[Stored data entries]
━━━
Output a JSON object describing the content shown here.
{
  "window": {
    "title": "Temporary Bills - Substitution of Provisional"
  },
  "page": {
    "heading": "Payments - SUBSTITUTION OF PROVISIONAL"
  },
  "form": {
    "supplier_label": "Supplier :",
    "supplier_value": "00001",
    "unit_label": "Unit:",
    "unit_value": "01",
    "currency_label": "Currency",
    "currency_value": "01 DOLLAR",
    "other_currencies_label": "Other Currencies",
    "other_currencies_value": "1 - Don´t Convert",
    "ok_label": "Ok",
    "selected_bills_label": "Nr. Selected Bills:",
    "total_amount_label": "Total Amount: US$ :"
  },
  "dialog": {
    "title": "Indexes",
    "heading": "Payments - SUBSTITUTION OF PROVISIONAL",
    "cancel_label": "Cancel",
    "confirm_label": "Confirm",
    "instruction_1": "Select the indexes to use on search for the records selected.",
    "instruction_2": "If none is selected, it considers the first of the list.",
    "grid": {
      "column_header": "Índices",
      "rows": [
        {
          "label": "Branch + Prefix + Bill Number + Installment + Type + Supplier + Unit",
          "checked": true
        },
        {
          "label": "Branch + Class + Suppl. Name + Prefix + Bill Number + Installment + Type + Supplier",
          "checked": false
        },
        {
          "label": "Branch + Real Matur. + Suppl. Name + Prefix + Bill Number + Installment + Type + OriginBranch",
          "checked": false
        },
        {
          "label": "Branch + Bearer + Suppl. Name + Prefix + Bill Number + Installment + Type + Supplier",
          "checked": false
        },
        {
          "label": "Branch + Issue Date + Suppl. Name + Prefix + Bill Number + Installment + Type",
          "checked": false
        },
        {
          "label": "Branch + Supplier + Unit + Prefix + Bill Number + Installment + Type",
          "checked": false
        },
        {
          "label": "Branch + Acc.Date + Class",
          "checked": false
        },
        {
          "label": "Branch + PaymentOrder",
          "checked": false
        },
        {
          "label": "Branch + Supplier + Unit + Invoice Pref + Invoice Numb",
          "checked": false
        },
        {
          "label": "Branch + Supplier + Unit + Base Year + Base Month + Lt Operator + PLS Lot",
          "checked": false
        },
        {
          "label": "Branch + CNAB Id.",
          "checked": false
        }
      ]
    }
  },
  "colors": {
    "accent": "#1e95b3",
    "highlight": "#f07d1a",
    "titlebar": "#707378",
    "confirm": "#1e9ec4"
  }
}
━━━
Reproduce each line of the material above precisely.

Output a JSON object describing the content shown here.
{
  "window": {
    "title": "Temporary Bills - Substitution of Provisional"
  },
  "page": {
    "heading": "Payments - SUBSTITUTION OF PROVISIONAL"
  },
  "form": {
    "supplier_label": "Supplier :",
    "supplier_value": "00001",
    "unit_label": "Unit:",
    "unit_value": "01",
    "currency_label": "Currency",
    "currency_value": "01 DOLLAR",
    "other_currencies_label": "Other Currencies",
    "other_currencies_value": "1 - Don´t Convert",
    "ok_label": "Ok",
    "selected_bills_label": "Nr. Selected Bills:",
    "total_amount_label": "Total Amount: US$ :"
  },
  "dialog": {
    "title": "Indexes",
    "heading": "Payments - SUBSTITUTION OF PROVISIONAL",
    "cancel_label": "Cancel",
    "confirm_label": "Confirm",
    "instruction_1": "Select the indexes to use on search for the records selected.",
    "instruction_2": "If none is selected, it considers the first of the list.",
    "grid": {
      "column_header": "Índices",
      "rows": [
        {
          "label": "Branch + Prefix + Bill Number + Installment + Type + Supplier + Unit",
          "checked": true
        },
        {
          "label": "Branch + Class + Suppl. Name + Prefix + Bill Number + Installment + Type + Supplier",
          "checked": false
        },
        {
          "label": "Branch + Real Matur. + Suppl. Name + Prefix + Bill Number + Installment + Type + OriginBranch",
          "checked": false
        },
        {
          "label": "Branch + Bearer + Suppl. Name + Prefix + Bill Number + Installment + Type + Supplier",
          "checked": false
        },
        {
          "label": "Branch + Issue Date + Suppl. Name + Prefix + Bill Number + Installment + Type",
          "checked": false
        },
        {
          "label": "Branch + Supplier + Unit + Prefix + Bill Number + Installment + Type",
          "checked": false
        },
        {
          "label": "Branch + Acc.Date + Class",
          "checked": false
        },
        {
          "label": "Branch + PaymentOrder",
          "checked": false
        },
        {
          "label": "Branch + Supplier + Unit + Invoice Pref + Invoice Numb",
          "checked": false
        },
        {
          "label": "Branch + Supplier + Unit + Base Year + Base Month + Lt Operator + PLS Lot",
          "checked": false
        },
        {
          "label": "Branch + CNAB Id.",
          "checked": false
        }
      ]
    }
  },
  "colors": {
    "accent": "#1e95b3",
    "highlight": "#f07d1a",
    "titlebar": "#707378",
    "confirm": "#1e9ec4"
  }
}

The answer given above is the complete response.